Dataset entries:
● ● ● ● ●

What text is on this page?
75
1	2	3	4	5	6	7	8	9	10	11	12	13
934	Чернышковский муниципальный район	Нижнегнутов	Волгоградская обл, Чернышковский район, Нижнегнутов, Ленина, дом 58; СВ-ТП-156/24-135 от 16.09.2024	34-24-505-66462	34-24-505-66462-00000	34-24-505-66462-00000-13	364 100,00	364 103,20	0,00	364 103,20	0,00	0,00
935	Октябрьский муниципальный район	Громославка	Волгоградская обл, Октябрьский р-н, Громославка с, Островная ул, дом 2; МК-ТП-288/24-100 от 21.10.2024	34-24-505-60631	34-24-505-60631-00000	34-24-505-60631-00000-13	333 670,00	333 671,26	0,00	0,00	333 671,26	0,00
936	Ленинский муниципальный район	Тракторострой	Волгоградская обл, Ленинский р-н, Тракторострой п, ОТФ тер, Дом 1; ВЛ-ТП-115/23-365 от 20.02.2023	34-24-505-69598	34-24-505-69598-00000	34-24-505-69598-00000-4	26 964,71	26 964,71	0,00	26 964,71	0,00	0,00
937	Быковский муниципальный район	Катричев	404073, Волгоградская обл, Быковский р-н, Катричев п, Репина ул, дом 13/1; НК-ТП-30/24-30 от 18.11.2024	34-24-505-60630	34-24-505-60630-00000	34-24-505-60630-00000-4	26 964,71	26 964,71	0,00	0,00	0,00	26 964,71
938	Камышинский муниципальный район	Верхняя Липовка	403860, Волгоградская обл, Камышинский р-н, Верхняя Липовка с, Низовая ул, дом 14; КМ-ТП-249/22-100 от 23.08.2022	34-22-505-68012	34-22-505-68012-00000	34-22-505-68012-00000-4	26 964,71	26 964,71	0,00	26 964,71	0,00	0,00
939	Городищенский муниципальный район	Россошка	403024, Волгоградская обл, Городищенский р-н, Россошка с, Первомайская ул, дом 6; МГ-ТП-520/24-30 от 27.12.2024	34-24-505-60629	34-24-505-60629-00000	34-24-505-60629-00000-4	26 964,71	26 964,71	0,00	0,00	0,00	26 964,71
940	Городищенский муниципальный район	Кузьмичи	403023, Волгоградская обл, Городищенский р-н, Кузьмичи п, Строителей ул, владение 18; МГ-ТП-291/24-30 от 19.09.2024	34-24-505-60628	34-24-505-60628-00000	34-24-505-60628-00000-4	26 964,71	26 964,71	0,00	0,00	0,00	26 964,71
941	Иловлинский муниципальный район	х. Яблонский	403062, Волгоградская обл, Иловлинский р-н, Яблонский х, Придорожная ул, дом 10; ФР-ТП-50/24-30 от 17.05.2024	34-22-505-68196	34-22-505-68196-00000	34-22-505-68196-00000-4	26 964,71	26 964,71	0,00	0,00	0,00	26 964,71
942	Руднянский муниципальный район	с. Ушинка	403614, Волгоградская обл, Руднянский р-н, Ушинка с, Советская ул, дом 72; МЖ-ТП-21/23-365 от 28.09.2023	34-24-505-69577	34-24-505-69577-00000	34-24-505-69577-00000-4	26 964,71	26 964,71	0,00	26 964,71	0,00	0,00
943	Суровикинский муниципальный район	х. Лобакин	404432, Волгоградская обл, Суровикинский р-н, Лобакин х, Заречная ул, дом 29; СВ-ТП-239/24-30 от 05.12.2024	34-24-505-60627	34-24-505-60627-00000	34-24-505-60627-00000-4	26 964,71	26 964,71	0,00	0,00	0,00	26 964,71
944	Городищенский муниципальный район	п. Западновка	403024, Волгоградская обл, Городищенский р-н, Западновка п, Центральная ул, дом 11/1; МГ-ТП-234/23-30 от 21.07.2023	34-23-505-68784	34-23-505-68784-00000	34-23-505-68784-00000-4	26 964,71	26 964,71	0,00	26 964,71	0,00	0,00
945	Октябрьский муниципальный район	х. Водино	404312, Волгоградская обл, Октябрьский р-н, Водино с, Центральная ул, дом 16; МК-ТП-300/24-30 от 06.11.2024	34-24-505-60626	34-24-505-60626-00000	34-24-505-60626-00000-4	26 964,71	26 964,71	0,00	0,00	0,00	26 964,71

● ● ● ● ●

## [Stated exercise]
Write out the data exactly as it stands.

## [Problem solution]
What text is on this page?
75
1	2	3	4	5	6	7	8	9	10	11	12	13
934	Чернышковский муниципальный район	Нижнегнутов	Волгоградская обл, Чернышковский район, Нижнегнутов, Ленина, дом 58; СВ-ТП-156/24-135 от 16.09.2024	34-24-505-66462	34-24-505-66462-00000	34-24-505-66462-00000-13	364 100,00	364 103,20	0,00	364 103,20	0,00	0,00
935	Октябрьский муниципальный район	Громославка	Волгоградская обл, Октябрьский р-н, Громославка с, Островная ул, дом 2; МК-ТП-288/24-100 от 21.10.2024	34-24-505-60631	34-24-505-60631-00000	34-24-505-60631-00000-13	333 670,00	333 671,26	0,00	0,00	333 671,26	0,00
936	Ленинский муниципальный район	Тракторострой	Волгоградская обл, Ленинский р-н, Тракторострой п, ОТФ тер, Дом 1; ВЛ-ТП-115/23-365 от 20.02.2023	34-24-505-69598	34-24-505-69598-00000	34-24-505-69598-00000-4	26 964,71	26 964,71	0,00	26 964,71	0,00	0,00
937	Быковский муниципальный район	Катричев	404073, Волгоградская обл, Быковский р-н, Катричев п, Репина ул, дом 13/1; НК-ТП-30/24-30 от 18.11.2024	34-24-505-60630	34-24-505-60630-00000	34-24-505-60630-00000-4	26 964,71	26 964,71	0,00	0,00	0,00	26 964,71
938	Камышинский муниципальный район	Верхняя Липовка	403860, Волгоградская обл, Камышинский р-н, Верхняя Липовка с, Низовая ул, дом 14; КМ-ТП-249/22-100 от 23.08.2022	34-22-505-68012	34-22-505-68012-00000	34-22-505-68012-00000-4	26 964,71	26 964,71	0,00	26 964,71	0,00	0,00
939	Городищенский муниципальный район	Россошка	403024, Волгоградская обл, Городищенский р-н, Россошка с, Первомайская ул, дом 6; МГ-ТП-520/24-30 от 27.12.2024	34-24-505-60629	34-24-505-60629-00000	34-24-505-60629-00000-4	26 964,71	26 964,71	0,00	0,00	0,00	26 964,71
940	Городищенский муниципальный район	Кузьмичи	403023, Волгоградская обл, Городищенский р-н, Кузьмичи п, Строителей ул, владение 18; МГ-ТП-291/24-30 от 19.09.2024	34-24-505-60628	34-24-505-60628-00000	34-24-505-60628-00000-4	26 964,71	26 964,71	0,00	0,00	0,00	26 964,71
941	Иловлинский муниципальный район	х. Яблонский	403062, Волгоградская обл, Иловлинский р-н, Яблонский х, Придорожная ул, дом 10; ФР-ТП-50/24-30 от 17.05.2024	34-22-505-68196	34-22-505-68196-00000	34-22-505-68196-00000-4	26 964,71	26 964,71	0,00	0,00	0,00	26 964,71
942	Руднянский муниципальный район	с. Ушинка	403614, Волгоградская обл, Руднянский р-н, Ушинка с, Советская ул, дом 72; МЖ-ТП-21/23-365 от 28.09.2023	34-24-505-69577	34-24-505-69577-00000	34-24-505-69577-00000-4	26 964,71	26 964,71	0,00	26 964,71	0,00	0,00
943	Суровикинский муниципальный район	х. Лобакин	404432, Волгоградская обл, Суровикинский р-н, Лобакин х, Заречная ул, дом 29; СВ-ТП-239/24-30 от 05.12.2024	34-24-505-60627	34-24-505-60627-00000	34-24-505-60627-00000-4	26 964,71	26 964,71	0,00	0,00	0,00	26 964,71
944	Городищенский муниципальный район	п. Западновка	403024, Волгоградская обл, Городищенский р-н, Западновка п, Центральная ул, дом 11/1; МГ-ТП-234/23-30 от 21.07.2023	34-23-505-68784	34-23-505-68784-00000	34-23-505-68784-00000-4	26 964,71	26 964,71	0,00	26 964,71	0,00	0,00
945	Октябрьский муниципальный район	х. Водино	404312, Волгоградская обл, Октябрьский р-н, Водино с, Центральная ул, дом 16; МК-ТП-300/24-30 от 06.11.2024	34-24-505-60626	34-24-505-60626-00000	34-24-505-60626-00000-4	26 964,71	26 964,71	0,00	0,00	0,00	26 964,71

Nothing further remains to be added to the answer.